● Problem to work on
Go through the data below and copy it exactly, skipping every picture.

● Data provided
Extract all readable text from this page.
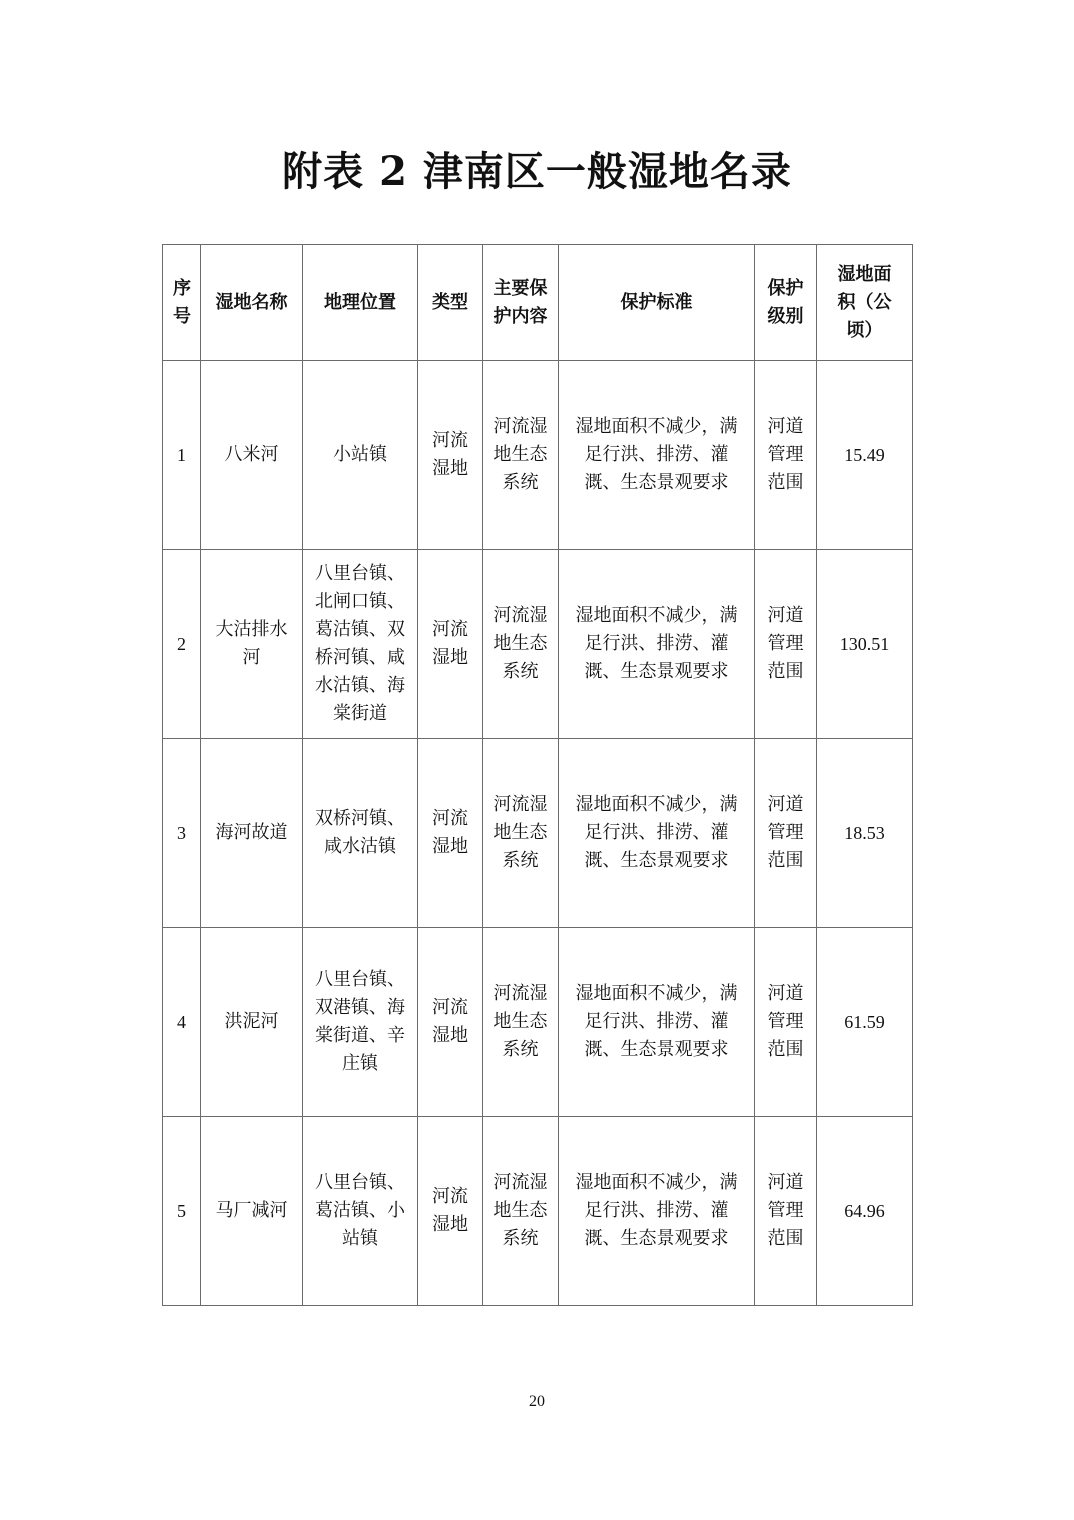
附表 2 津南区一般湿地名录
序号	湿地名称	地理位置	类型	主要保护内容	保护标准	保护级别	湿地面积（公顷）
1	八米河	小站镇	河流湿地	河流湿地生态系统	湿地面积不减少，满足行洪、排涝、灌溉、生态景观要求	河道管理范围	15.49
2	大沽排水河	八里台镇、北闸口镇、葛沽镇、双桥河镇、咸水沽镇、海棠街道	河流湿地	河流湿地生态系统	湿地面积不减少，满足行洪、排涝、灌溉、生态景观要求	河道管理范围	130.51
3	海河故道	双桥河镇、咸水沽镇	河流湿地	河流湿地生态系统	湿地面积不减少，满足行洪、排涝、灌溉、生态景观要求	河道管理范围	18.53
4	洪泥河	八里台镇、双港镇、海棠街道、辛庄镇	河流湿地	河流湿地生态系统	湿地面积不减少，满足行洪、排涝、灌溉、生态景观要求	河道管理范围	61.59
5	马厂减河	八里台镇、葛沽镇、小站镇	河流湿地	河流湿地生态系统	湿地面积不减少，满足行洪、排涝、灌溉、生态景观要求	河道管理范围	64.96
20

● Worked answer
Extract all readable text from this page.
附表 2 津南区一般湿地名录
序号	湿地名称	地理位置	类型	主要保护内容	保护标准	保护级别	湿地面积（公顷）
1	八米河	小站镇	河流湿地	河流湿地生态系统	湿地面积不减少，满足行洪、排涝、灌溉、生态景观要求	河道管理范围	15.49
2	大沽排水河	八里台镇、北闸口镇、葛沽镇、双桥河镇、咸水沽镇、海棠街道	河流湿地	河流湿地生态系统	湿地面积不减少，满足行洪、排涝、灌溉、生态景观要求	河道管理范围	130.51
3	海河故道	双桥河镇、咸水沽镇	河流湿地	河流湿地生态系统	湿地面积不减少，满足行洪、排涝、灌溉、生态景观要求	河道管理范围	18.53
4	洪泥河	八里台镇、双港镇、海棠街道、辛庄镇	河流湿地	河流湿地生态系统	湿地面积不减少，满足行洪、排涝、灌溉、生态景观要求	河道管理范围	61.59
5	马厂减河	八里台镇、葛沽镇、小站镇	河流湿地	河流湿地生态系统	湿地面积不减少，满足行洪、排涝、灌溉、生态景观要求	河道管理范围	64.96
20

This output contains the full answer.